Determine how many lines include "this". Give the number and nothing else.

_ _ _ _ _

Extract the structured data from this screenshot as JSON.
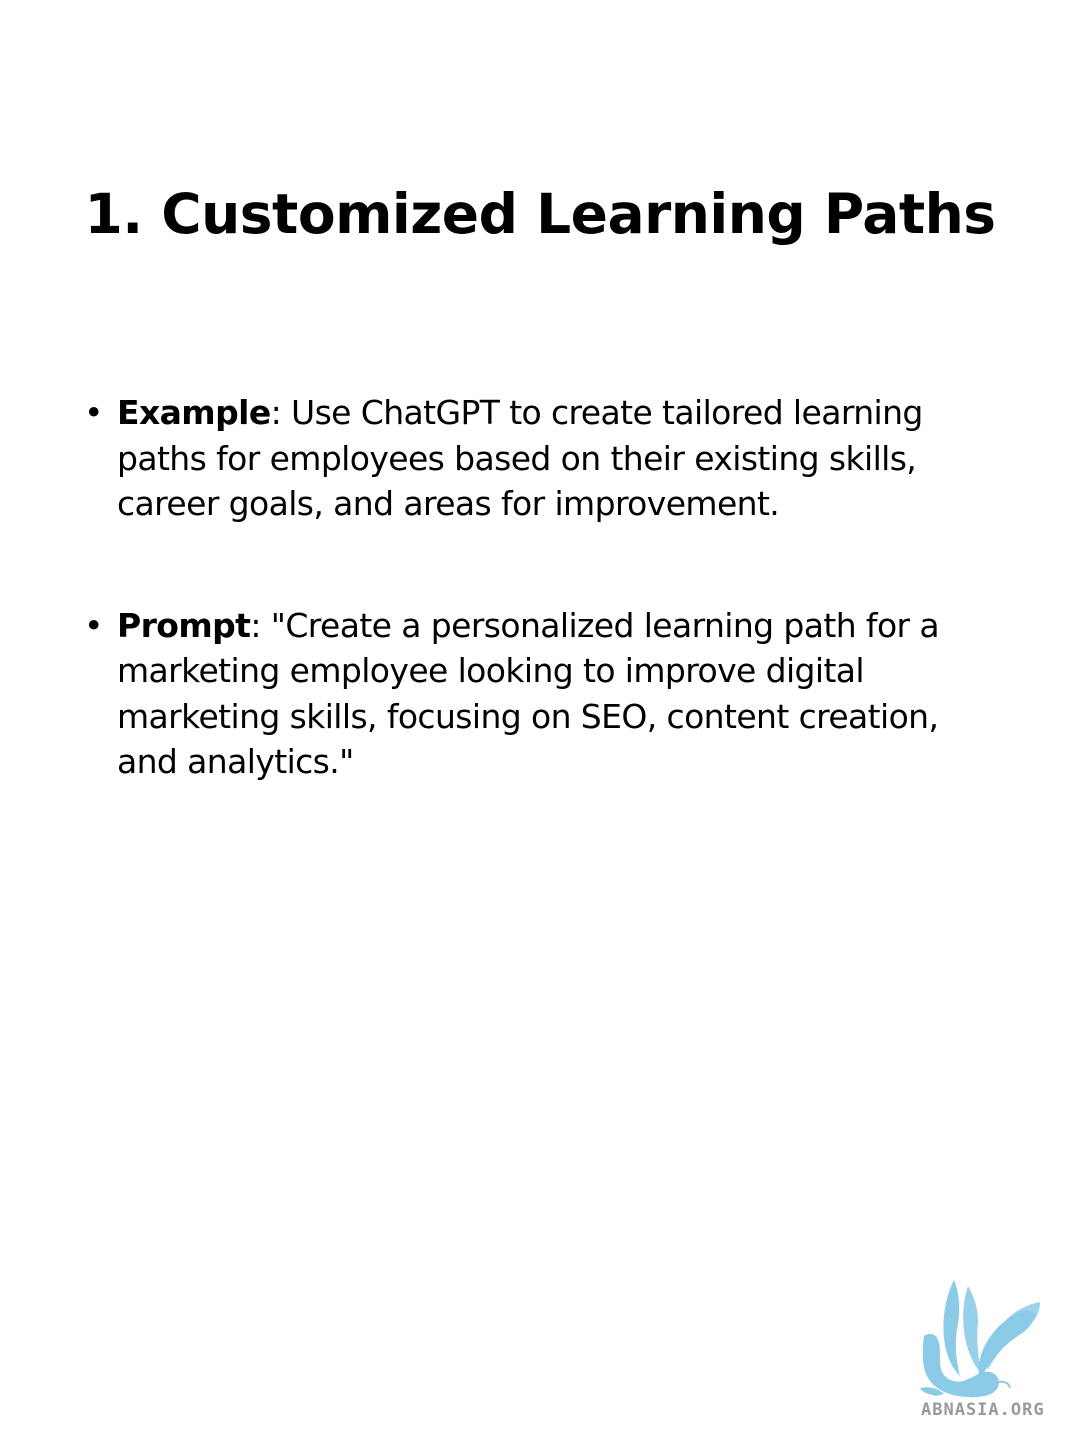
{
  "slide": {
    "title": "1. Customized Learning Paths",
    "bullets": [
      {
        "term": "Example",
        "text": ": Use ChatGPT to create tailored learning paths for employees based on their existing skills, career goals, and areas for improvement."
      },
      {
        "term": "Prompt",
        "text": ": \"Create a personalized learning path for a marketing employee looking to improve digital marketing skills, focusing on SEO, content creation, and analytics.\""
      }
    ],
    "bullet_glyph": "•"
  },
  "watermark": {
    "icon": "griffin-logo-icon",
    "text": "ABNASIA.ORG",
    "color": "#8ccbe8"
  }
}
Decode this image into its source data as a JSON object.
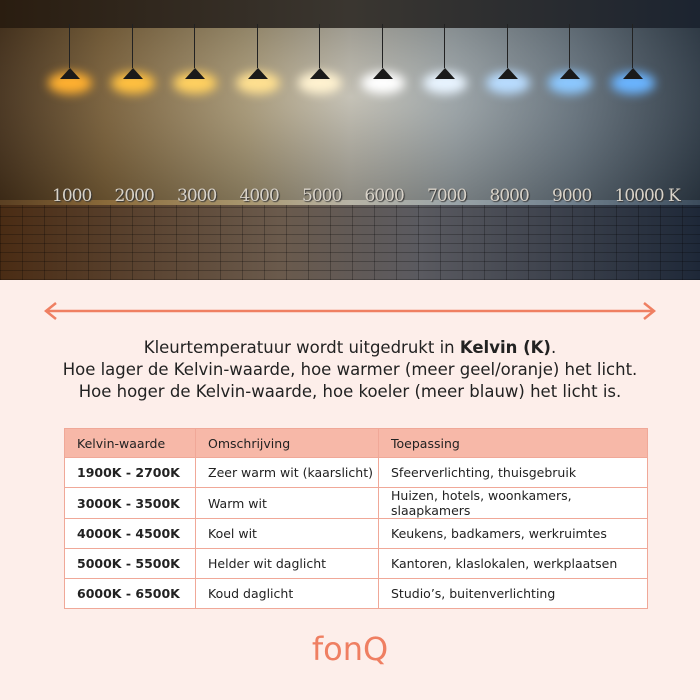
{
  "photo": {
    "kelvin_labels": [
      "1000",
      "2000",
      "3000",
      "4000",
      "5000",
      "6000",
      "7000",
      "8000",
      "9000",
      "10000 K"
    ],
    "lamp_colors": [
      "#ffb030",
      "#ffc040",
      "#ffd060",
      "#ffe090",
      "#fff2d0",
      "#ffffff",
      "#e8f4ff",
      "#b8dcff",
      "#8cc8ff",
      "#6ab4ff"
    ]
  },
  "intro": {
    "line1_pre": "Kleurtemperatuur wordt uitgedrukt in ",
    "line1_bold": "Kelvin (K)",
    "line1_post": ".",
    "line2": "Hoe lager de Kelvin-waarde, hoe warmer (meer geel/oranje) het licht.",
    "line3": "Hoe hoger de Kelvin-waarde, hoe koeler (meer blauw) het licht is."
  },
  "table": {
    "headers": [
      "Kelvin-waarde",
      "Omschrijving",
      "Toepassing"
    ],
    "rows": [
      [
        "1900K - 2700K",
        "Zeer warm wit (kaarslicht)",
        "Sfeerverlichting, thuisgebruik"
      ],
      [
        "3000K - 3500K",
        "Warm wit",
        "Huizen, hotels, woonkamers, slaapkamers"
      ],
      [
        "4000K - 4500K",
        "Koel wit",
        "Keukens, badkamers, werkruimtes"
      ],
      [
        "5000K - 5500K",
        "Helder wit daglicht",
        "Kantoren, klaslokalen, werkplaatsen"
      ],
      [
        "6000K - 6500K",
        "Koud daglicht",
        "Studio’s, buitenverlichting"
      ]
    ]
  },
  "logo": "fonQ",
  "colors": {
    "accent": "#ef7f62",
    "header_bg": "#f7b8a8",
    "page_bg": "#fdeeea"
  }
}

_ _ _ _ _

## ANSWER IN FULL
2